*** Material ***
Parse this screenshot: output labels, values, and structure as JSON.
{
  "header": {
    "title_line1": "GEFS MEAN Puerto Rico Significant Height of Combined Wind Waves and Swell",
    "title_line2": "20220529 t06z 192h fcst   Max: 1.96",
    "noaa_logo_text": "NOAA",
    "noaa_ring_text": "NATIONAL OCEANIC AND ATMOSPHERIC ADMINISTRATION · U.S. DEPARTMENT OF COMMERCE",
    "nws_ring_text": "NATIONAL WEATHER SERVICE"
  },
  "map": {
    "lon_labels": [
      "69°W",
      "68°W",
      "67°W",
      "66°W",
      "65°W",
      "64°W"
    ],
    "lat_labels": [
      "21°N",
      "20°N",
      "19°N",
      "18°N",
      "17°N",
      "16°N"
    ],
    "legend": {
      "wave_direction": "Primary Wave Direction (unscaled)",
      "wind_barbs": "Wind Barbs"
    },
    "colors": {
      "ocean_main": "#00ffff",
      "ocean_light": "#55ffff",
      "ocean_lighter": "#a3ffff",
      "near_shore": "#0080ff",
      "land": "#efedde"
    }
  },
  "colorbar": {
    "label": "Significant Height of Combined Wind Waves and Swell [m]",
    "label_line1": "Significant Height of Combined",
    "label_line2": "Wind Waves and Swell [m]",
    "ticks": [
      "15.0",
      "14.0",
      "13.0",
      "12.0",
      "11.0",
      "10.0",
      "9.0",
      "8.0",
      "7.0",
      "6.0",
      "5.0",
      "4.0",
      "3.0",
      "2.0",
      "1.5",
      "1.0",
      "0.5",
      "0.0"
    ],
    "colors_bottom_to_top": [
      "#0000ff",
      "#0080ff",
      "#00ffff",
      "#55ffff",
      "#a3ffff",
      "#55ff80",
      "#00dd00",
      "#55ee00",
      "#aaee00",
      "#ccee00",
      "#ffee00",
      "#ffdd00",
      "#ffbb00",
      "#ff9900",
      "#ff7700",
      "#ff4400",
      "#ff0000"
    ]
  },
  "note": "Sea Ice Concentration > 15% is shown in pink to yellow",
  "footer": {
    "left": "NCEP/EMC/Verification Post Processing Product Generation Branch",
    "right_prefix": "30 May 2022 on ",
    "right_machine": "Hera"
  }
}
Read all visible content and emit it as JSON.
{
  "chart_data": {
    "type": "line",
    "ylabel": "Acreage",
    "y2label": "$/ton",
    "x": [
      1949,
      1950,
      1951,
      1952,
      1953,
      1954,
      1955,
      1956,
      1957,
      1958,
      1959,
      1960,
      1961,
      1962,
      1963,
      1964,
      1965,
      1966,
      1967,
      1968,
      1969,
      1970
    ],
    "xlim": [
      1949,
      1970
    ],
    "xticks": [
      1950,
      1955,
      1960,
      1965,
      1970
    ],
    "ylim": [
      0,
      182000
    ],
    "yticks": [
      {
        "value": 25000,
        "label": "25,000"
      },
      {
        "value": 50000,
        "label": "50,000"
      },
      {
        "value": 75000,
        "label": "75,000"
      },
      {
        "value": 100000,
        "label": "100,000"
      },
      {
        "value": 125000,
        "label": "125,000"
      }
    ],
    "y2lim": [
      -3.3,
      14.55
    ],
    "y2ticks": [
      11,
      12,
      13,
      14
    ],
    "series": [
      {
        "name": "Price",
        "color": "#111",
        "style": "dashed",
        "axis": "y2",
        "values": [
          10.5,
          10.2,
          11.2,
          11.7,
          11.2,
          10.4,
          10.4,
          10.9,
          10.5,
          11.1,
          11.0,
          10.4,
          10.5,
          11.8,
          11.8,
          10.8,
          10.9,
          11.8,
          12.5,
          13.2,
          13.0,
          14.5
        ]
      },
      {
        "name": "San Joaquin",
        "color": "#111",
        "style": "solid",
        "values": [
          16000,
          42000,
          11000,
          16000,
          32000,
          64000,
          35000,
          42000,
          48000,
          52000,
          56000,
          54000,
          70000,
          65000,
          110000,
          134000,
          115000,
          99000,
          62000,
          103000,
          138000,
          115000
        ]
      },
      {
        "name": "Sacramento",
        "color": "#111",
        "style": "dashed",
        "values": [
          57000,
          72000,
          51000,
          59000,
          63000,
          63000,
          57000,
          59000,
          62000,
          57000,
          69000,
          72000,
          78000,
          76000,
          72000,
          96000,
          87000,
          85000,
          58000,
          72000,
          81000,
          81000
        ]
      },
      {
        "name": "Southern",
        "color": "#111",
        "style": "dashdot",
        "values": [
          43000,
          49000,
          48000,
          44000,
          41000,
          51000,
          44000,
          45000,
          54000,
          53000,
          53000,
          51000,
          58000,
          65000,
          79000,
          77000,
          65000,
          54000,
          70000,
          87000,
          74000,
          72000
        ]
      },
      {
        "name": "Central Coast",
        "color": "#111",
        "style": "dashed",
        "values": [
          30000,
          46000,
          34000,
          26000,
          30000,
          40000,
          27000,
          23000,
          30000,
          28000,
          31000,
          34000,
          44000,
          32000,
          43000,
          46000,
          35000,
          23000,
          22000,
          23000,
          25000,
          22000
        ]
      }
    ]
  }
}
***
Please quote every record above exactly as it appears.

Parse this screenshot: output labels, values, and structure as JSON.
{
  "header": {
    "title_line1": "GEFS MEAN Puerto Rico Significant Height of Combined Wind Waves and Swell",
    "title_line2": "20220529 t06z 192h fcst   Max: 1.96",
    "noaa_logo_text": "NOAA",
    "noaa_ring_text": "NATIONAL OCEANIC AND ATMOSPHERIC ADMINISTRATION · U.S. DEPARTMENT OF COMMERCE",
    "nws_ring_text": "NATIONAL WEATHER SERVICE"
  },
  "map": {
    "lon_labels": [
      "69°W",
      "68°W",
      "67°W",
      "66°W",
      "65°W",
      "64°W"
    ],
    "lat_labels": [
      "21°N",
      "20°N",
      "19°N",
      "18°N",
      "17°N",
      "16°N"
    ],
    "legend": {
      "wave_direction": "Primary Wave Direction (unscaled)",
      "wind_barbs": "Wind Barbs"
    },
    "colors": {
      "ocean_main": "#00ffff",
      "ocean_light": "#55ffff",
      "ocean_lighter": "#a3ffff",
      "near_shore": "#0080ff",
      "land": "#efedde"
    }
  },
  "colorbar": {
    "label": "Significant Height of Combined Wind Waves and Swell [m]",
    "label_line1": "Significant Height of Combined",
    "label_line2": "Wind Waves and Swell [m]",
    "ticks": [
      "15.0",
      "14.0",
      "13.0",
      "12.0",
      "11.0",
      "10.0",
      "9.0",
      "8.0",
      "7.0",
      "6.0",
      "5.0",
      "4.0",
      "3.0",
      "2.0",
      "1.5",
      "1.0",
      "0.5",
      "0.0"
    ],
    "colors_bottom_to_top": [
      "#0000ff",
      "#0080ff",
      "#00ffff",
      "#55ffff",
      "#a3ffff",
      "#55ff80",
      "#00dd00",
      "#55ee00",
      "#aaee00",
      "#ccee00",
      "#ffee00",
      "#ffdd00",
      "#ffbb00",
      "#ff9900",
      "#ff7700",
      "#ff4400",
      "#ff0000"
    ]
  },
  "note": "Sea Ice Concentration > 15% is shown in pink to yellow",
  "footer": {
    "left": "NCEP/EMC/Verification Post Processing Product Generation Branch",
    "right_prefix": "30 May 2022 on ",
    "right_machine": "Hera"
  }
}
Read all visible content and emit it as JSON.
{
  "chart_data": {
    "type": "line",
    "ylabel": "Acreage",
    "y2label": "$/ton",
    "x": [
      1949,
      1950,
      1951,
      1952,
      1953,
      1954,
      1955,
      1956,
      1957,
      1958,
      1959,
      1960,
      1961,
      1962,
      1963,
      1964,
      1965,
      1966,
      1967,
      1968,
      1969,
      1970
    ],
    "xlim": [
      1949,
      1970
    ],
    "xticks": [
      1950,
      1955,
      1960,
      1965,
      1970
    ],
    "ylim": [
      0,
      182000
    ],
    "yticks": [
      {
        "value": 25000,
        "label": "25,000"
      },
      {
        "value": 50000,
        "label": "50,000"
      },
      {
        "value": 75000,
        "label": "75,000"
      },
      {
        "value": 100000,
        "label": "100,000"
      },
      {
        "value": 125000,
        "label": "125,000"
      }
    ],
    "y2lim": [
      -3.3,
      14.55
    ],
    "y2ticks": [
      11,
      12,
      13,
      14
    ],
    "series": [
      {
        "name": "Price",
        "color": "#111",
        "style": "dashed",
        "axis": "y2",
        "values": [
          10.5,
          10.2,
          11.2,
          11.7,
          11.2,
          10.4,
          10.4,
          10.9,
          10.5,
          11.1,
          11.0,
          10.4,
          10.5,
          11.8,
          11.8,
          10.8,
          10.9,
          11.8,
          12.5,
          13.2,
          13.0,
          14.5
        ]
      },
      {
        "name": "San Joaquin",
        "color": "#111",
        "style": "solid",
        "values": [
          16000,
          42000,
          11000,
          16000,
          32000,
          64000,
          35000,
          42000,
          48000,
          52000,
          56000,
          54000,
          70000,
          65000,
          110000,
          134000,
          115000,
          99000,
          62000,
          103000,
          138000,
          115000
        ]
      },
      {
        "name": "Sacramento",
        "color": "#111",
        "style": "dashed",
        "values": [
          57000,
          72000,
          51000,
          59000,
          63000,
          63000,
          57000,
          59000,
          62000,
          57000,
          69000,
          72000,
          78000,
          76000,
          72000,
          96000,
          87000,
          85000,
          58000,
          72000,
          81000,
          81000
        ]
      },
      {
        "name": "Southern",
        "color": "#111",
        "style": "dashdot",
        "values": [
          43000,
          49000,
          48000,
          44000,
          41000,
          51000,
          44000,
          45000,
          54000,
          53000,
          53000,
          51000,
          58000,
          65000,
          79000,
          77000,
          65000,
          54000,
          70000,
          87000,
          74000,
          72000
        ]
      },
      {
        "name": "Central Coast",
        "color": "#111",
        "style": "dashed",
        "values": [
          30000,
          46000,
          34000,
          26000,
          30000,
          40000,
          27000,
          23000,
          30000,
          28000,
          31000,
          34000,
          44000,
          32000,
          43000,
          46000,
          35000,
          23000,
          22000,
          23000,
          25000,
          22000
        ]
      }
    ]
  }
}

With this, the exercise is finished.